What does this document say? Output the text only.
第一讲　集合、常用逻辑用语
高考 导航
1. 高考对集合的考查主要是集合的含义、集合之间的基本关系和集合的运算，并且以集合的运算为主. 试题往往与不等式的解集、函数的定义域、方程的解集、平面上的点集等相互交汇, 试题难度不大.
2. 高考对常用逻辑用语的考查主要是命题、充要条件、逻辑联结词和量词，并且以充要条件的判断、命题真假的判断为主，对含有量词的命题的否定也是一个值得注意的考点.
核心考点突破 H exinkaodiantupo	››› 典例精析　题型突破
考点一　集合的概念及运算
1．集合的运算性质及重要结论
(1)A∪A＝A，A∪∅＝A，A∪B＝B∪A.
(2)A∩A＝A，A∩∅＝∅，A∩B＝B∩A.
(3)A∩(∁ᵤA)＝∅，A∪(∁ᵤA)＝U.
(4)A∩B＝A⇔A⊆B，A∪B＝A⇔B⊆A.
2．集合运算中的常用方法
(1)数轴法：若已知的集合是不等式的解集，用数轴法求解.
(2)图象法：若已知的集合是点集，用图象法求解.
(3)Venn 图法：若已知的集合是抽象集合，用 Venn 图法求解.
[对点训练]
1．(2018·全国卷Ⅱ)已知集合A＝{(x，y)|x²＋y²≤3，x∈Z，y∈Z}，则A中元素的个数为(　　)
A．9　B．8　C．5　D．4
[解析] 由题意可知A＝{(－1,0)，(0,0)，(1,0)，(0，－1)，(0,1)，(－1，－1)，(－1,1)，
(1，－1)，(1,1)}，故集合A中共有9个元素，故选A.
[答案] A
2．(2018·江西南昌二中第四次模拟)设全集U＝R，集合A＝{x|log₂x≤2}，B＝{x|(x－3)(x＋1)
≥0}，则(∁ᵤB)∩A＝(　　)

------------------------------------------------------------

WHAT IS REQUIRED -
Retype the listing above in full, with no alterations.

SOLVED PROBLEM -
What does this document say? Output the text only.
第一讲　集合、常用逻辑用语
高考 导航
1. 高考对集合的考查主要是集合的含义、集合之间的基本关系和集合的运算，并且以集合的运算为主. 试题往往与不等式的解集、函数的定义域、方程的解集、平面上的点集等相互交汇, 试题难度不大.
2. 高考对常用逻辑用语的考查主要是命题、充要条件、逻辑联结词和量词，并且以充要条件的判断、命题真假的判断为主，对含有量词的命题的否定也是一个值得注意的考点.
核心考点突破 H exinkaodiantupo	››› 典例精析　题型突破
考点一　集合的概念及运算
1．集合的运算性质及重要结论
(1)A∪A＝A，A∪∅＝A，A∪B＝B∪A.
(2)A∩A＝A，A∩∅＝∅，A∩B＝B∩A.
(3)A∩(∁ᵤA)＝∅，A∪(∁ᵤA)＝U.
(4)A∩B＝A⇔A⊆B，A∪B＝A⇔B⊆A.
2．集合运算中的常用方法
(1)数轴法：若已知的集合是不等式的解集，用数轴法求解.
(2)图象法：若已知的集合是点集，用图象法求解.
(3)Venn 图法：若已知的集合是抽象集合，用 Venn 图法求解.
[对点训练]
1．(2018·全国卷Ⅱ)已知集合A＝{(x，y)|x²＋y²≤3，x∈Z，y∈Z}，则A中元素的个数为(　　)
A．9　B．8　C．5　D．4
[解析] 由题意可知A＝{(－1,0)，(0,0)，(1,0)，(0，－1)，(0,1)，(－1，－1)，(－1,1)，
(1，－1)，(1,1)}，故集合A中共有9个元素，故选A.
[答案] A
2．(2018·江西南昌二中第四次模拟)设全集U＝R，集合A＝{x|log₂x≤2}，B＝{x|(x－3)(x＋1)
≥0}，则(∁ᵤB)∩A＝(　　)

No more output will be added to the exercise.